# WHAT YOU NEED TO DO
Locate each line containing the string "peak" and copy it out.

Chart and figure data
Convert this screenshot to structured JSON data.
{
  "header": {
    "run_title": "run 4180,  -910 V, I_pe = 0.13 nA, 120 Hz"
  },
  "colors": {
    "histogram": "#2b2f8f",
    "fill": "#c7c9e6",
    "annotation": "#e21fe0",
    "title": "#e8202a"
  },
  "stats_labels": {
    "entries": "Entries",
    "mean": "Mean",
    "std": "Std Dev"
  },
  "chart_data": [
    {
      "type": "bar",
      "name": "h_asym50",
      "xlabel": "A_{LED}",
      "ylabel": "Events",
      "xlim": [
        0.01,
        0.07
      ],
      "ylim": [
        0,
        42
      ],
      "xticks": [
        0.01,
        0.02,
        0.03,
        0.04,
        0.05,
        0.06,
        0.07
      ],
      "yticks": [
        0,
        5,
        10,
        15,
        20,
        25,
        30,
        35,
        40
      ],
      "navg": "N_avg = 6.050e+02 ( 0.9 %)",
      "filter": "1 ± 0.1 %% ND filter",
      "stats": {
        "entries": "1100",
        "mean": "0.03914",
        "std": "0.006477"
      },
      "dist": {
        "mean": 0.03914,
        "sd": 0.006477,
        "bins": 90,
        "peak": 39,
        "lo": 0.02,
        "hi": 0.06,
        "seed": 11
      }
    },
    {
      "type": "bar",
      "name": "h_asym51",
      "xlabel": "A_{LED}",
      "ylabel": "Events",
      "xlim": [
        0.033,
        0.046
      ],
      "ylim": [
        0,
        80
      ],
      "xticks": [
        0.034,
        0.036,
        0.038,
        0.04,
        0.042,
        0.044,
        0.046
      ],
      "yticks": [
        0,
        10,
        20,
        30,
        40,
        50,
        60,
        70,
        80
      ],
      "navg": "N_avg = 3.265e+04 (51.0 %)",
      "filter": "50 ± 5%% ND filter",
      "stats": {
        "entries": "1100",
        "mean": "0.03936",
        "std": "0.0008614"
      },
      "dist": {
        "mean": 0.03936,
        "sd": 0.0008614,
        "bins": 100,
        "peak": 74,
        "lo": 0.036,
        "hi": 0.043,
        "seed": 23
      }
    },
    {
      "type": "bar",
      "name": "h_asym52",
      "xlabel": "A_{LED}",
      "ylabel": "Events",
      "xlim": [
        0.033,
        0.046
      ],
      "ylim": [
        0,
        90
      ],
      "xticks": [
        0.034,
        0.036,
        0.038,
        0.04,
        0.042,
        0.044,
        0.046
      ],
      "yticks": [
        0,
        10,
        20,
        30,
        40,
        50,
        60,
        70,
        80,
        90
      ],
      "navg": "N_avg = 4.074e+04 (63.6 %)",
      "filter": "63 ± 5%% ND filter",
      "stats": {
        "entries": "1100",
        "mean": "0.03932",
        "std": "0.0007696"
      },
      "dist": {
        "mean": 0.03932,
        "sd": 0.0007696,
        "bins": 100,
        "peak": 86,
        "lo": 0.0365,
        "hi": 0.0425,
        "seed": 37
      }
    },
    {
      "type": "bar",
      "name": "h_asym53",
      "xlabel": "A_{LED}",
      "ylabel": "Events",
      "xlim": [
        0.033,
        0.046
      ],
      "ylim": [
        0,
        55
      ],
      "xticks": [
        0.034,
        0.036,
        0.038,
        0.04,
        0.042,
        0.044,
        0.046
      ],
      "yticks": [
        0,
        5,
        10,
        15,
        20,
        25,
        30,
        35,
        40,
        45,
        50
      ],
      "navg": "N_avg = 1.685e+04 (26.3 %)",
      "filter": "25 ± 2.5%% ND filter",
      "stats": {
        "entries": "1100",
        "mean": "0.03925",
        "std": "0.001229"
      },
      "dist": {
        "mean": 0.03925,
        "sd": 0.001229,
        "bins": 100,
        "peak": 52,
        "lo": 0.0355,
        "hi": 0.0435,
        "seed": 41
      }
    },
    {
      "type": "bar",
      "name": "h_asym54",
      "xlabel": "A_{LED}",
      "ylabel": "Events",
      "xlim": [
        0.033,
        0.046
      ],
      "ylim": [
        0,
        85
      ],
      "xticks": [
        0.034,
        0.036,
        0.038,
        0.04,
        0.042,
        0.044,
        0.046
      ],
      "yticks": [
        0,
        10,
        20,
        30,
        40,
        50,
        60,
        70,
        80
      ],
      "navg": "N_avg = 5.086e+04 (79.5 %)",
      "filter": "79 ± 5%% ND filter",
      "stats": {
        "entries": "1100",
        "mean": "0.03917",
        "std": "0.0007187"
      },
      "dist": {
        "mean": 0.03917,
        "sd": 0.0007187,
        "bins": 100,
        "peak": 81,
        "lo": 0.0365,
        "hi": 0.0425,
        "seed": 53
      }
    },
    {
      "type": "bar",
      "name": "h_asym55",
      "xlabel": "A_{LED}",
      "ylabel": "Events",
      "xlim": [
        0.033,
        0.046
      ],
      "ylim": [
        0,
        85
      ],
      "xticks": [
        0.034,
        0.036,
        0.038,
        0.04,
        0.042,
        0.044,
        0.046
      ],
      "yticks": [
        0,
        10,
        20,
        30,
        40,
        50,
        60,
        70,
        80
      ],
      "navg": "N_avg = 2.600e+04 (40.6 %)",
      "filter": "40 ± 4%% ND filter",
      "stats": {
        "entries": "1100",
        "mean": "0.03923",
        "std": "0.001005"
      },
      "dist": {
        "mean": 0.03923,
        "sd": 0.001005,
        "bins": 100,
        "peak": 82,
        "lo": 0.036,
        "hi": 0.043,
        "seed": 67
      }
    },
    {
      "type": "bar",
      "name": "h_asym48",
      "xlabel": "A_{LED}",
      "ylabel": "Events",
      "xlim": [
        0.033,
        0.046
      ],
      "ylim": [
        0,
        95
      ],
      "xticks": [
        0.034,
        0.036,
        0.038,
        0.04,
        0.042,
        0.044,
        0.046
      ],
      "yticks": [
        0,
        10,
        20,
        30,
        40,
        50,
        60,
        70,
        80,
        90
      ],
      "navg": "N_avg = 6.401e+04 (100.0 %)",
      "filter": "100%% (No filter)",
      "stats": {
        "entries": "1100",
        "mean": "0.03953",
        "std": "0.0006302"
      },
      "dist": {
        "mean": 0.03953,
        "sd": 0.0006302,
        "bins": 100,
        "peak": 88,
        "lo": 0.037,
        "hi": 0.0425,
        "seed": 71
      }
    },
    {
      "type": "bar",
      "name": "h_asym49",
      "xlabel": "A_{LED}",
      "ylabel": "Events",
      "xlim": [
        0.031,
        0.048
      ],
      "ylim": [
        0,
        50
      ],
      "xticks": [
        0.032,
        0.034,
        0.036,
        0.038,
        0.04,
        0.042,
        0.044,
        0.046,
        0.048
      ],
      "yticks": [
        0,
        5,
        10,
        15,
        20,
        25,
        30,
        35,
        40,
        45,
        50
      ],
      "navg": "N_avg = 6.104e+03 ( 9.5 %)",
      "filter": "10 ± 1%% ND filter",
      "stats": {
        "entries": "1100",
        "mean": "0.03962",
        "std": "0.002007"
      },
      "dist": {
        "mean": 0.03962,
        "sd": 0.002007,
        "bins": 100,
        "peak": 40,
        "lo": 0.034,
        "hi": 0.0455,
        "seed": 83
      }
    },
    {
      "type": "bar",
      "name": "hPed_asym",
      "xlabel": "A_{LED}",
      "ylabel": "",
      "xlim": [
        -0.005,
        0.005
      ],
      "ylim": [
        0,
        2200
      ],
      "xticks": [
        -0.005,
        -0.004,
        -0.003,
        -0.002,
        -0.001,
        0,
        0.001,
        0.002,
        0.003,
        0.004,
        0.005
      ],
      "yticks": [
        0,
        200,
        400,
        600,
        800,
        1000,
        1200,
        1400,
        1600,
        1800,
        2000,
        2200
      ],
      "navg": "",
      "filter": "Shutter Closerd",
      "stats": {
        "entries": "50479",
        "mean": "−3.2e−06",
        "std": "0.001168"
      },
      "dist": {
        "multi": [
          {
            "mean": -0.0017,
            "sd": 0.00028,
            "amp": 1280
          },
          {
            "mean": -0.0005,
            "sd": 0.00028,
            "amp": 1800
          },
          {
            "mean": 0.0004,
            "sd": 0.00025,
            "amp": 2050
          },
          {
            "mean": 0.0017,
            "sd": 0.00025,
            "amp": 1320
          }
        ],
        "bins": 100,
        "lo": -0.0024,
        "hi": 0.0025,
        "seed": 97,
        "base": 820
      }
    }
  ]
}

# WRITTEN ANSWER
        "peak": 39,
        "peak": 74,
        "peak": 86,
        "peak": 52,
        "peak": 81,
        "peak": 82,
        "peak": 88,
        "peak": 40,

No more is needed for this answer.